Written instruction:
Reproduce the records that follow in full, excluding any picture they contain.

Stored data:
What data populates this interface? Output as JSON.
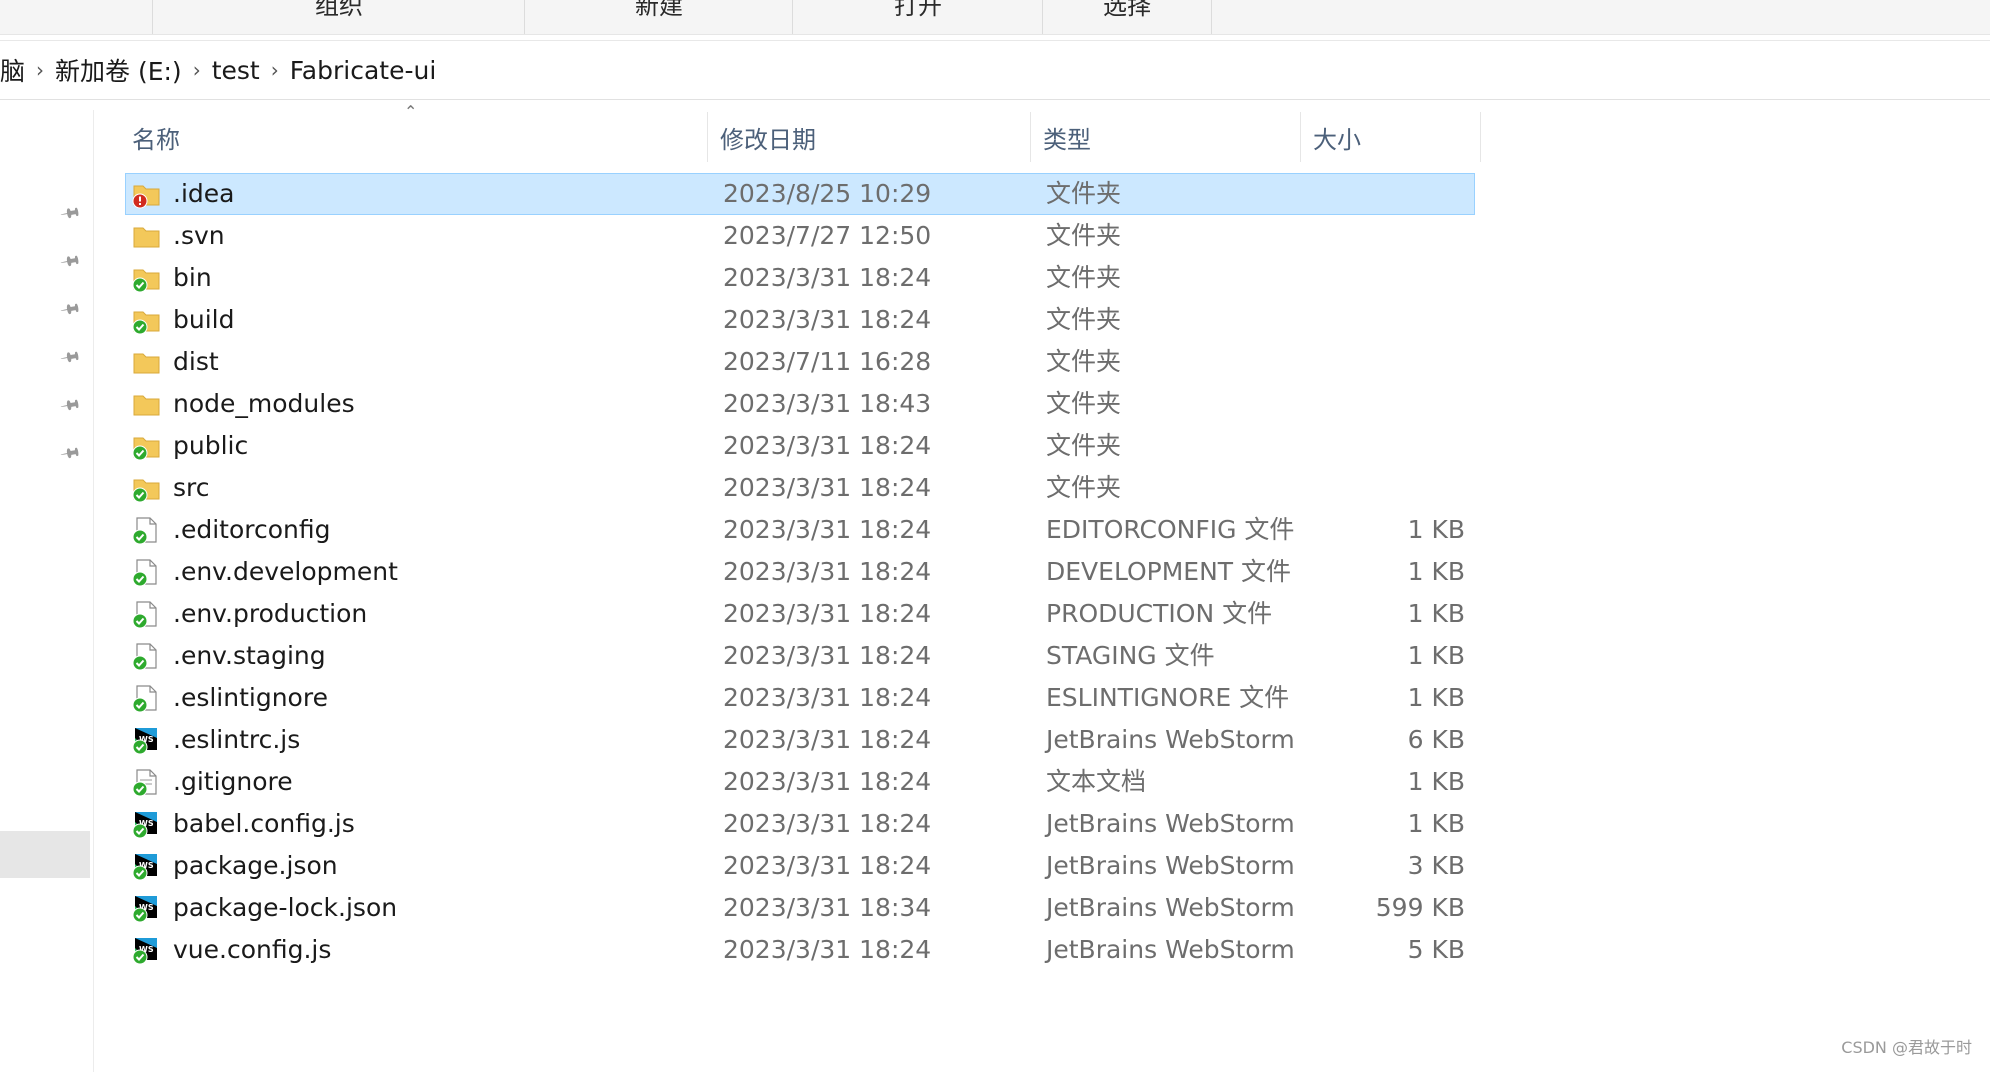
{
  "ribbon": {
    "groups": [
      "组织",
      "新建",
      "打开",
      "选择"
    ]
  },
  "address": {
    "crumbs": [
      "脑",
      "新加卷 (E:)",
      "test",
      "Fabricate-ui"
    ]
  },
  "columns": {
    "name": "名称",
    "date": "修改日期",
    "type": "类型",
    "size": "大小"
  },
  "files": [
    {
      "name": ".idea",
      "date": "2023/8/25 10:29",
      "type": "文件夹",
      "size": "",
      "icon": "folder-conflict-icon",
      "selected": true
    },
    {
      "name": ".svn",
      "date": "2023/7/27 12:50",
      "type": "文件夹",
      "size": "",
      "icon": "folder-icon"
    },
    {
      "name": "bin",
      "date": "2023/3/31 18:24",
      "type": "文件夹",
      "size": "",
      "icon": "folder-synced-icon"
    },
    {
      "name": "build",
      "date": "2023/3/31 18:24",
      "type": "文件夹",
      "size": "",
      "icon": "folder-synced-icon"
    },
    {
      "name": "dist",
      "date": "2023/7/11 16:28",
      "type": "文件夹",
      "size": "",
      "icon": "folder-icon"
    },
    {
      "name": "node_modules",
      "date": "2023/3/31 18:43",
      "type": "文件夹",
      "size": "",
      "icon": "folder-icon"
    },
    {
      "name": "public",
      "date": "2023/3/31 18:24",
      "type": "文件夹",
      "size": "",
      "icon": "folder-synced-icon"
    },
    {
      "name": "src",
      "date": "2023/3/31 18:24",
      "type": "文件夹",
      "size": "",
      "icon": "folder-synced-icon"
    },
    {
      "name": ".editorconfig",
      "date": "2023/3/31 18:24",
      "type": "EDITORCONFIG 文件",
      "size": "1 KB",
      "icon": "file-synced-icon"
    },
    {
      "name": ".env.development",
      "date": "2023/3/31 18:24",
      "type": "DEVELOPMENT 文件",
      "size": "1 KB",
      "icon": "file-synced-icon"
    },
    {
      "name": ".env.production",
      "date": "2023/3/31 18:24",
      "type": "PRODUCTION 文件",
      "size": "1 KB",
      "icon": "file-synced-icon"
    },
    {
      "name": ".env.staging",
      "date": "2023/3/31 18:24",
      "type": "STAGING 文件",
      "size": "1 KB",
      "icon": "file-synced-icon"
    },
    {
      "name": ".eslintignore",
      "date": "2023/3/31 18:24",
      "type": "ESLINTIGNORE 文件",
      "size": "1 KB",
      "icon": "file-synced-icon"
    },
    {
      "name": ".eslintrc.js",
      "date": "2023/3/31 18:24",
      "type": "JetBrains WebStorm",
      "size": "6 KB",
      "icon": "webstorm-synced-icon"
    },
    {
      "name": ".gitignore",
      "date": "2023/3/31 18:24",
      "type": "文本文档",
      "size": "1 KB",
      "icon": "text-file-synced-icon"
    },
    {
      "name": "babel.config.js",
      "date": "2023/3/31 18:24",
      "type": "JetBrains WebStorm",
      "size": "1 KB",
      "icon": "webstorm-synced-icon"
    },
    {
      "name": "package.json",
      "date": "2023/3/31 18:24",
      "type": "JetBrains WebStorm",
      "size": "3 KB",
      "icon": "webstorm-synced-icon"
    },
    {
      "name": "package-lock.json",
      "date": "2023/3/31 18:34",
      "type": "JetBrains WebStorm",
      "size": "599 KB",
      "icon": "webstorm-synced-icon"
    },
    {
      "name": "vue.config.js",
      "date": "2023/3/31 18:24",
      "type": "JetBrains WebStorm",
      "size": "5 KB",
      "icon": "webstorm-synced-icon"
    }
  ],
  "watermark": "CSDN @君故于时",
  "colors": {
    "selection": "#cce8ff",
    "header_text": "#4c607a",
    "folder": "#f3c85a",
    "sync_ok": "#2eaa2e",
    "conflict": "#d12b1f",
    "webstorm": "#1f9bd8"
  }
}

Reply:
What data populates this interface? Output as JSON.
{
  "ribbon": {
    "groups": [
      "组织",
      "新建",
      "打开",
      "选择"
    ]
  },
  "address": {
    "crumbs": [
      "脑",
      "新加卷 (E:)",
      "test",
      "Fabricate-ui"
    ]
  },
  "columns": {
    "name": "名称",
    "date": "修改日期",
    "type": "类型",
    "size": "大小"
  },
  "files": [
    {
      "name": ".idea",
      "date": "2023/8/25 10:29",
      "type": "文件夹",
      "size": "",
      "icon": "folder-conflict-icon",
      "selected": true
    },
    {
      "name": ".svn",
      "date": "2023/7/27 12:50",
      "type": "文件夹",
      "size": "",
      "icon": "folder-icon"
    },
    {
      "name": "bin",
      "date": "2023/3/31 18:24",
      "type": "文件夹",
      "size": "",
      "icon": "folder-synced-icon"
    },
    {
      "name": "build",
      "date": "2023/3/31 18:24",
      "type": "文件夹",
      "size": "",
      "icon": "folder-synced-icon"
    },
    {
      "name": "dist",
      "date": "2023/7/11 16:28",
      "type": "文件夹",
      "size": "",
      "icon": "folder-icon"
    },
    {
      "name": "node_modules",
      "date": "2023/3/31 18:43",
      "type": "文件夹",
      "size": "",
      "icon": "folder-icon"
    },
    {
      "name": "public",
      "date": "2023/3/31 18:24",
      "type": "文件夹",
      "size": "",
      "icon": "folder-synced-icon"
    },
    {
      "name": "src",
      "date": "2023/3/31 18:24",
      "type": "文件夹",
      "size": "",
      "icon": "folder-synced-icon"
    },
    {
      "name": ".editorconfig",
      "date": "2023/3/31 18:24",
      "type": "EDITORCONFIG 文件",
      "size": "1 KB",
      "icon": "file-synced-icon"
    },
    {
      "name": ".env.development",
      "date": "2023/3/31 18:24",
      "type": "DEVELOPMENT 文件",
      "size": "1 KB",
      "icon": "file-synced-icon"
    },
    {
      "name": ".env.production",
      "date": "2023/3/31 18:24",
      "type": "PRODUCTION 文件",
      "size": "1 KB",
      "icon": "file-synced-icon"
    },
    {
      "name": ".env.staging",
      "date": "2023/3/31 18:24",
      "type": "STAGING 文件",
      "size": "1 KB",
      "icon": "file-synced-icon"
    },
    {
      "name": ".eslintignore",
      "date": "2023/3/31 18:24",
      "type": "ESLINTIGNORE 文件",
      "size": "1 KB",
      "icon": "file-synced-icon"
    },
    {
      "name": ".eslintrc.js",
      "date": "2023/3/31 18:24",
      "type": "JetBrains WebStorm",
      "size": "6 KB",
      "icon": "webstorm-synced-icon"
    },
    {
      "name": ".gitignore",
      "date": "2023/3/31 18:24",
      "type": "文本文档",
      "size": "1 KB",
      "icon": "text-file-synced-icon"
    },
    {
      "name": "babel.config.js",
      "date": "2023/3/31 18:24",
      "type": "JetBrains WebStorm",
      "size": "1 KB",
      "icon": "webstorm-synced-icon"
    },
    {
      "name": "package.json",
      "date": "2023/3/31 18:24",
      "type": "JetBrains WebStorm",
      "size": "3 KB",
      "icon": "webstorm-synced-icon"
    },
    {
      "name": "package-lock.json",
      "date": "2023/3/31 18:34",
      "type": "JetBrains WebStorm",
      "size": "599 KB",
      "icon": "webstorm-synced-icon"
    },
    {
      "name": "vue.config.js",
      "date": "2023/3/31 18:24",
      "type": "JetBrains WebStorm",
      "size": "5 KB",
      "icon": "webstorm-synced-icon"
    }
  ],
  "watermark": "CSDN @君故于时",
  "colors": {
    "selection": "#cce8ff",
    "header_text": "#4c607a",
    "folder": "#f3c85a",
    "sync_ok": "#2eaa2e",
    "conflict": "#d12b1f",
    "webstorm": "#1f9bd8"
  }
}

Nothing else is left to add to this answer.